- _DATA SECTION_
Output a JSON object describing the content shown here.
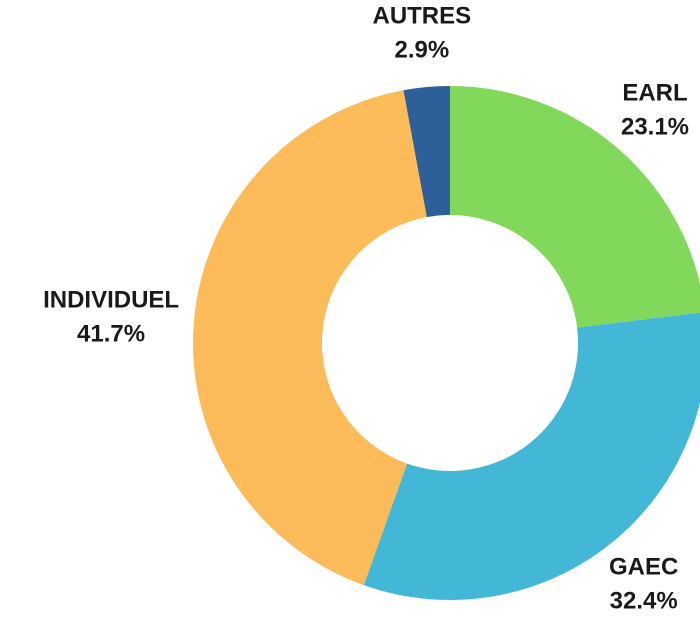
{
  "chart_data": {
    "type": "donut",
    "categories": [
      "EARL",
      "GAEC",
      "INDIVIDUEL",
      "AUTRES"
    ],
    "values": [
      23.1,
      32.4,
      41.7,
      2.9
    ],
    "value_labels": [
      "23.1%",
      "32.4%",
      "41.7%",
      "2.9%"
    ],
    "colors": [
      "#82d85a",
      "#43b8d6",
      "#fdbb5a",
      "#2d6099"
    ]
  }
}
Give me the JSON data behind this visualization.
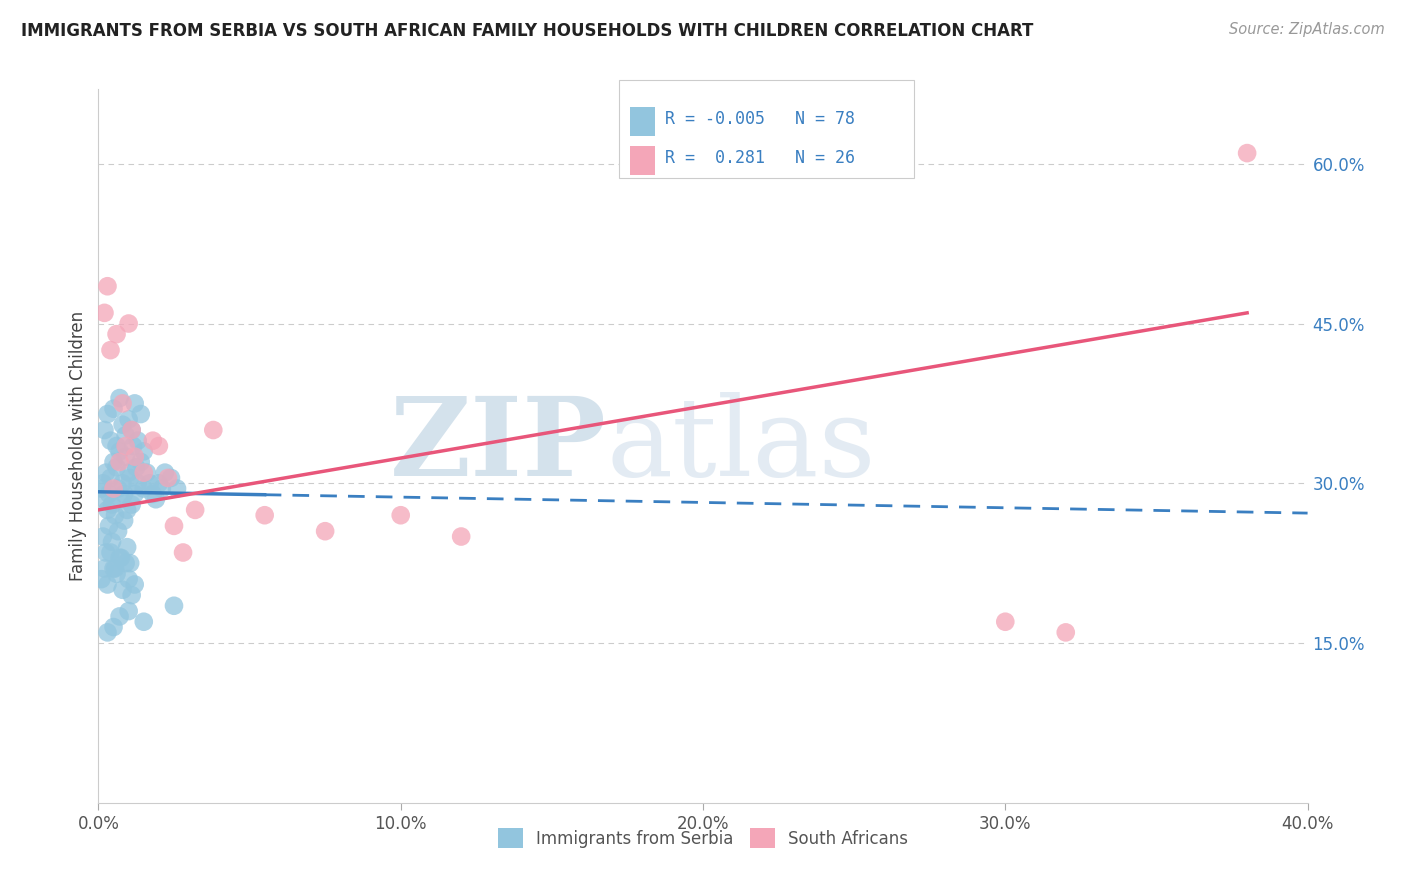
{
  "title": "IMMIGRANTS FROM SERBIA VS SOUTH AFRICAN FAMILY HOUSEHOLDS WITH CHILDREN CORRELATION CHART",
  "source": "Source: ZipAtlas.com",
  "ylabel": "Family Households with Children",
  "xlim": [
    0.0,
    40.0
  ],
  "ylim": [
    0.0,
    67.0
  ],
  "x_ticks": [
    0.0,
    10.0,
    20.0,
    30.0,
    40.0
  ],
  "y_ticks_right": [
    15.0,
    30.0,
    45.0,
    60.0
  ],
  "x_tick_labels": [
    "0.0%",
    "10.0%",
    "20.0%",
    "30.0%",
    "40.0%"
  ],
  "y_tick_labels_right": [
    "15.0%",
    "30.0%",
    "45.0%",
    "60.0%"
  ],
  "legend_label1": "Immigrants from Serbia",
  "legend_label2": "South Africans",
  "legend_R1": "-0.005",
  "legend_N1": "78",
  "legend_R2": "0.281",
  "legend_N2": "26",
  "blue_color": "#92c5de",
  "pink_color": "#f4a6b8",
  "trend_blue": "#3a7fc1",
  "trend_pink": "#e8567a",
  "watermark_color": "#d0e4f0",
  "serbia_x": [
    0.1,
    0.15,
    0.2,
    0.25,
    0.3,
    0.35,
    0.4,
    0.45,
    0.5,
    0.55,
    0.6,
    0.65,
    0.7,
    0.75,
    0.8,
    0.85,
    0.9,
    0.95,
    1.0,
    1.05,
    1.1,
    1.15,
    1.2,
    1.25,
    1.3,
    1.4,
    1.5,
    1.6,
    1.7,
    1.8,
    1.9,
    2.0,
    2.1,
    2.2,
    2.4,
    2.6,
    0.2,
    0.3,
    0.4,
    0.5,
    0.6,
    0.7,
    0.8,
    0.9,
    1.0,
    1.1,
    1.2,
    1.3,
    1.4,
    1.5,
    0.15,
    0.25,
    0.35,
    0.45,
    0.55,
    0.65,
    0.75,
    0.85,
    0.95,
    1.05,
    0.1,
    0.2,
    0.3,
    0.4,
    0.5,
    0.6,
    0.7,
    0.8,
    0.9,
    1.0,
    1.1,
    1.2,
    0.5,
    1.5,
    2.5,
    0.3,
    0.7,
    1.0
  ],
  "serbia_y": [
    29.5,
    30.0,
    28.5,
    31.0,
    27.5,
    29.0,
    30.5,
    28.0,
    32.0,
    27.0,
    31.5,
    29.5,
    33.0,
    28.5,
    30.0,
    29.0,
    32.5,
    27.5,
    31.0,
    30.5,
    28.0,
    33.5,
    29.0,
    31.5,
    30.0,
    32.0,
    29.5,
    31.0,
    30.0,
    29.0,
    28.5,
    30.0,
    29.5,
    31.0,
    30.5,
    29.5,
    35.0,
    36.5,
    34.0,
    37.0,
    33.5,
    38.0,
    35.5,
    34.5,
    36.0,
    35.0,
    37.5,
    34.0,
    36.5,
    33.0,
    25.0,
    23.5,
    26.0,
    24.5,
    22.0,
    25.5,
    23.0,
    26.5,
    24.0,
    22.5,
    21.0,
    22.0,
    20.5,
    23.5,
    22.0,
    21.5,
    23.0,
    20.0,
    22.5,
    21.0,
    19.5,
    20.5,
    16.5,
    17.0,
    18.5,
    16.0,
    17.5,
    18.0
  ],
  "sa_x": [
    0.2,
    0.4,
    0.6,
    0.8,
    1.0,
    1.2,
    1.5,
    1.8,
    2.0,
    2.3,
    2.8,
    3.2,
    3.8,
    5.5,
    7.5,
    10.0,
    12.0,
    30.0,
    32.0,
    38.0,
    0.3,
    0.5,
    0.7,
    0.9,
    1.1,
    2.5
  ],
  "sa_y": [
    46.0,
    42.5,
    44.0,
    37.5,
    45.0,
    32.5,
    31.0,
    34.0,
    33.5,
    30.5,
    23.5,
    27.5,
    35.0,
    27.0,
    25.5,
    27.0,
    25.0,
    17.0,
    16.0,
    61.0,
    48.5,
    29.5,
    32.0,
    33.5,
    35.0,
    26.0
  ],
  "blue_trend_x0": 0.0,
  "blue_trend_y0": 29.2,
  "blue_trend_x1": 40.0,
  "blue_trend_y1": 27.2,
  "pink_trend_x0": 0.0,
  "pink_trend_y0": 27.5,
  "pink_trend_x1": 38.0,
  "pink_trend_y1": 46.0
}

- _TASK_
Without including any pictures, output all the entries above exactly.

- _RESPONSE FOR THIS EXERCISE_
Output a JSON object describing the content shown here.
{
  "chart_data": {
    "type": "donut",
    "categories": [
      "EARL",
      "GAEC",
      "INDIVIDUEL",
      "AUTRES"
    ],
    "values": [
      23.1,
      32.4,
      41.7,
      2.9
    ],
    "value_labels": [
      "23.1%",
      "32.4%",
      "41.7%",
      "2.9%"
    ],
    "colors": [
      "#82d85a",
      "#43b8d6",
      "#fdbb5a",
      "#2d6099"
    ]
  }
}
Give me the JSON data behind this visualization.
{
  "title": "IMMIGRANTS FROM SERBIA VS SOUTH AFRICAN FAMILY HOUSEHOLDS WITH CHILDREN CORRELATION CHART",
  "source": "Source: ZipAtlas.com",
  "ylabel": "Family Households with Children",
  "xlim": [
    0.0,
    40.0
  ],
  "ylim": [
    0.0,
    67.0
  ],
  "x_ticks": [
    0.0,
    10.0,
    20.0,
    30.0,
    40.0
  ],
  "y_ticks_right": [
    15.0,
    30.0,
    45.0,
    60.0
  ],
  "x_tick_labels": [
    "0.0%",
    "10.0%",
    "20.0%",
    "30.0%",
    "40.0%"
  ],
  "y_tick_labels_right": [
    "15.0%",
    "30.0%",
    "45.0%",
    "60.0%"
  ],
  "legend_label1": "Immigrants from Serbia",
  "legend_label2": "South Africans",
  "legend_R1": "-0.005",
  "legend_N1": "78",
  "legend_R2": "0.281",
  "legend_N2": "26",
  "blue_color": "#92c5de",
  "pink_color": "#f4a6b8",
  "trend_blue": "#3a7fc1",
  "trend_pink": "#e8567a",
  "watermark_color": "#d0e4f0",
  "serbia_x": [
    0.1,
    0.15,
    0.2,
    0.25,
    0.3,
    0.35,
    0.4,
    0.45,
    0.5,
    0.55,
    0.6,
    0.65,
    0.7,
    0.75,
    0.8,
    0.85,
    0.9,
    0.95,
    1.0,
    1.05,
    1.1,
    1.15,
    1.2,
    1.25,
    1.3,
    1.4,
    1.5,
    1.6,
    1.7,
    1.8,
    1.9,
    2.0,
    2.1,
    2.2,
    2.4,
    2.6,
    0.2,
    0.3,
    0.4,
    0.5,
    0.6,
    0.7,
    0.8,
    0.9,
    1.0,
    1.1,
    1.2,
    1.3,
    1.4,
    1.5,
    0.15,
    0.25,
    0.35,
    0.45,
    0.55,
    0.65,
    0.75,
    0.85,
    0.95,
    1.05,
    0.1,
    0.2,
    0.3,
    0.4,
    0.5,
    0.6,
    0.7,
    0.8,
    0.9,
    1.0,
    1.1,
    1.2,
    0.5,
    1.5,
    2.5,
    0.3,
    0.7,
    1.0
  ],
  "serbia_y": [
    29.5,
    30.0,
    28.5,
    31.0,
    27.5,
    29.0,
    30.5,
    28.0,
    32.0,
    27.0,
    31.5,
    29.5,
    33.0,
    28.5,
    30.0,
    29.0,
    32.5,
    27.5,
    31.0,
    30.5,
    28.0,
    33.5,
    29.0,
    31.5,
    30.0,
    32.0,
    29.5,
    31.0,
    30.0,
    29.0,
    28.5,
    30.0,
    29.5,
    31.0,
    30.5,
    29.5,
    35.0,
    36.5,
    34.0,
    37.0,
    33.5,
    38.0,
    35.5,
    34.5,
    36.0,
    35.0,
    37.5,
    34.0,
    36.5,
    33.0,
    25.0,
    23.5,
    26.0,
    24.5,
    22.0,
    25.5,
    23.0,
    26.5,
    24.0,
    22.5,
    21.0,
    22.0,
    20.5,
    23.5,
    22.0,
    21.5,
    23.0,
    20.0,
    22.5,
    21.0,
    19.5,
    20.5,
    16.5,
    17.0,
    18.5,
    16.0,
    17.5,
    18.0
  ],
  "sa_x": [
    0.2,
    0.4,
    0.6,
    0.8,
    1.0,
    1.2,
    1.5,
    1.8,
    2.0,
    2.3,
    2.8,
    3.2,
    3.8,
    5.5,
    7.5,
    10.0,
    12.0,
    30.0,
    32.0,
    38.0,
    0.3,
    0.5,
    0.7,
    0.9,
    1.1,
    2.5
  ],
  "sa_y": [
    46.0,
    42.5,
    44.0,
    37.5,
    45.0,
    32.5,
    31.0,
    34.0,
    33.5,
    30.5,
    23.5,
    27.5,
    35.0,
    27.0,
    25.5,
    27.0,
    25.0,
    17.0,
    16.0,
    61.0,
    48.5,
    29.5,
    32.0,
    33.5,
    35.0,
    26.0
  ],
  "blue_trend_x0": 0.0,
  "blue_trend_y0": 29.2,
  "blue_trend_x1": 40.0,
  "blue_trend_y1": 27.2,
  "pink_trend_x0": 0.0,
  "pink_trend_y0": 27.5,
  "pink_trend_x1": 38.0,
  "pink_trend_y1": 46.0
}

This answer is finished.